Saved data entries
☆ ☆ ☆ ☆ ☆ ☆ ☆

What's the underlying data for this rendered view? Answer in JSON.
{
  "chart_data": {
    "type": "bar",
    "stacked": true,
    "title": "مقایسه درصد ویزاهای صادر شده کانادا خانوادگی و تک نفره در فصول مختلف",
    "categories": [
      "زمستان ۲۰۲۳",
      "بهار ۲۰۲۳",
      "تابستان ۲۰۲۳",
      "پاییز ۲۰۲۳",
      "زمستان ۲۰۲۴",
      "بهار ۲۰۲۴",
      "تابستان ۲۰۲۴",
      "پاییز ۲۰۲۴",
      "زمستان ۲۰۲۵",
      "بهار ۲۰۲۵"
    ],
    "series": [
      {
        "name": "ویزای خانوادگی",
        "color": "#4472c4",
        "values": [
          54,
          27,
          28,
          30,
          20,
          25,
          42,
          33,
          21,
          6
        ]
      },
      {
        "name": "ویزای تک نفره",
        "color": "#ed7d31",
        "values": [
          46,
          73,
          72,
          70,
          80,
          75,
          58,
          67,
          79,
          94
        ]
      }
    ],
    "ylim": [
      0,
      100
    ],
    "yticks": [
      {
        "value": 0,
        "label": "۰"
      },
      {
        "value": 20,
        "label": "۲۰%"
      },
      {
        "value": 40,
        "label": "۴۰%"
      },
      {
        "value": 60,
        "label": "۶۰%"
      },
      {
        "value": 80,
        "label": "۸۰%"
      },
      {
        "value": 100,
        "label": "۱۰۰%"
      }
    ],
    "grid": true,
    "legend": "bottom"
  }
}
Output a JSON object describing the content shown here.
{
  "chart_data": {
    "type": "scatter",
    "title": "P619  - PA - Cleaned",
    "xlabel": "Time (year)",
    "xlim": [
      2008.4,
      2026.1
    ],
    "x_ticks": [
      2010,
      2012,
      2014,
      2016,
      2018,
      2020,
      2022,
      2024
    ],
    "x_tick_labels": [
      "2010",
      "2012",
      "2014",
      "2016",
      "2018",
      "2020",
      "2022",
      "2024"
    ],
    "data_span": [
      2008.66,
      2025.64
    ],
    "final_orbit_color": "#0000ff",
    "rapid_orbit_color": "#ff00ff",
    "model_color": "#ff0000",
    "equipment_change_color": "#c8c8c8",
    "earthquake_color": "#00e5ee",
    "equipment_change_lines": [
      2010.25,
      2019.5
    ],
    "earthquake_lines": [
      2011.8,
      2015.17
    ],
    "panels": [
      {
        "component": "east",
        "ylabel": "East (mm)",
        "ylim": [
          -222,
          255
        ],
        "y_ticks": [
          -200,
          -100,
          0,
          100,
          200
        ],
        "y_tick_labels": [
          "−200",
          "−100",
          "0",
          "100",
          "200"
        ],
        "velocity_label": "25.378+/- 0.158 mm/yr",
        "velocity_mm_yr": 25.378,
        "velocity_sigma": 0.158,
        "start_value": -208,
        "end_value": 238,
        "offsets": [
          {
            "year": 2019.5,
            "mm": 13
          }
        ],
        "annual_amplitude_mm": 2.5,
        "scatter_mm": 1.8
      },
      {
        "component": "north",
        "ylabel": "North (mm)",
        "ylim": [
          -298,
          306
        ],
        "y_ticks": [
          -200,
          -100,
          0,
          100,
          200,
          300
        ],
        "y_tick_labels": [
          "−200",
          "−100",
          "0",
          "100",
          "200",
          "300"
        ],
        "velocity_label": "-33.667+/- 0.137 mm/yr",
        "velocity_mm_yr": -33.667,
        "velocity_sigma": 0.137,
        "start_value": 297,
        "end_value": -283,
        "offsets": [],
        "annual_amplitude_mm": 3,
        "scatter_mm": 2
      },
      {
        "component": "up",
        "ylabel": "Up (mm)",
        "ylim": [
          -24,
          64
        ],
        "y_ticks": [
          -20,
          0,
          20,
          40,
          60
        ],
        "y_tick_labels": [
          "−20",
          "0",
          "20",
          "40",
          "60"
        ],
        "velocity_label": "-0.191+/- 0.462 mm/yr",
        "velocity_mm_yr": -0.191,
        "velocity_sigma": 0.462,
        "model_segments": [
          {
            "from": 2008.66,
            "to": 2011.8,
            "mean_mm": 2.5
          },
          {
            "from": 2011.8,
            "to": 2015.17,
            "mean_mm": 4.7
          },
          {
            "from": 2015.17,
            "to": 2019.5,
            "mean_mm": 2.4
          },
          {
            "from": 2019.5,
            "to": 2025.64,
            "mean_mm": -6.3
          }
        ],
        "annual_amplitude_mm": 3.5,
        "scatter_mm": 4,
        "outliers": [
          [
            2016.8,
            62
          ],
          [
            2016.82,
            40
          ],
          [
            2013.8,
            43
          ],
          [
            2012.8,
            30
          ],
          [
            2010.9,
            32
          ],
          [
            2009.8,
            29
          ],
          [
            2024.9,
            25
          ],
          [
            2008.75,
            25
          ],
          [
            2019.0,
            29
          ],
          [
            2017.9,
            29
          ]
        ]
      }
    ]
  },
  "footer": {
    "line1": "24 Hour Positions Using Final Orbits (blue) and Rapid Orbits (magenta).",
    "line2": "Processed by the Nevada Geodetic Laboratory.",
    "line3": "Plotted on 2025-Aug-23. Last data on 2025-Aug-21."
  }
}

☆ ☆ ☆ ☆ ☆ ☆ ☆

* WHAT THE TASK REQUIRES
Copy all lines from the material that hold "name".

* TASK OUTPUT
        "name": "ویزای خانوادگی",
        "name": "ویزای تک نفره",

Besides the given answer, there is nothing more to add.